#### Directions:
Transcribe all of the material exactly. Any picture in it should be left out.

Items from a figure collection:
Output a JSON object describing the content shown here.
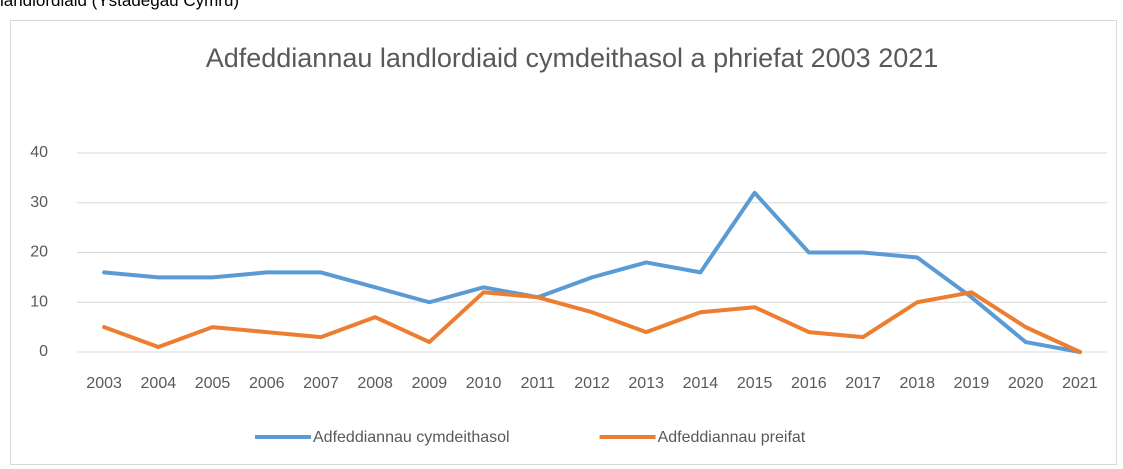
{
  "header": {
    "text": "landlordiaid (Ystadegau Cymru)"
  },
  "chart_data": {
    "type": "line",
    "title": "Adfeddiannau landlordiaid cymdeithasol a phriefat 2003 2021",
    "categories": [
      "2003",
      "2004",
      "2005",
      "2006",
      "2007",
      "2008",
      "2009",
      "2010",
      "2011",
      "2012",
      "2013",
      "2014",
      "2015",
      "2016",
      "2017",
      "2018",
      "2019",
      "2020",
      "2021"
    ],
    "series": [
      {
        "name": "Adfeddiannau cymdeithasol",
        "color": "#5b9bd5",
        "values": [
          16,
          15,
          15,
          16,
          16,
          13,
          10,
          13,
          11,
          15,
          18,
          16,
          32,
          20,
          20,
          19,
          11,
          2,
          0
        ]
      },
      {
        "name": "Adfeddiannau preifat",
        "color": "#ed7d31",
        "values": [
          5,
          1,
          5,
          4,
          3,
          7,
          2,
          12,
          11,
          8,
          4,
          8,
          9,
          4,
          3,
          10,
          12,
          5,
          0
        ]
      }
    ],
    "ylim": [
      0,
      40
    ],
    "yticks": [
      0,
      10,
      20,
      30,
      40
    ],
    "grid": true,
    "legend": "bottom"
  }
}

#### Result of the exercise:
Output a JSON object describing the content shown here.
{
  "header": {
    "text": "landlordiaid (Ystadegau Cymru)"
  },
  "chart_data": {
    "type": "line",
    "title": "Adfeddiannau landlordiaid cymdeithasol a phriefat 2003 2021",
    "categories": [
      "2003",
      "2004",
      "2005",
      "2006",
      "2007",
      "2008",
      "2009",
      "2010",
      "2011",
      "2012",
      "2013",
      "2014",
      "2015",
      "2016",
      "2017",
      "2018",
      "2019",
      "2020",
      "2021"
    ],
    "series": [
      {
        "name": "Adfeddiannau cymdeithasol",
        "color": "#5b9bd5",
        "values": [
          16,
          15,
          15,
          16,
          16,
          13,
          10,
          13,
          11,
          15,
          18,
          16,
          32,
          20,
          20,
          19,
          11,
          2,
          0
        ]
      },
      {
        "name": "Adfeddiannau preifat",
        "color": "#ed7d31",
        "values": [
          5,
          1,
          5,
          4,
          3,
          7,
          2,
          12,
          11,
          8,
          4,
          8,
          9,
          4,
          3,
          10,
          12,
          5,
          0
        ]
      }
    ],
    "ylim": [
      0,
      40
    ],
    "yticks": [
      0,
      10,
      20,
      30,
      40
    ],
    "grid": true,
    "legend": "bottom"
  }
}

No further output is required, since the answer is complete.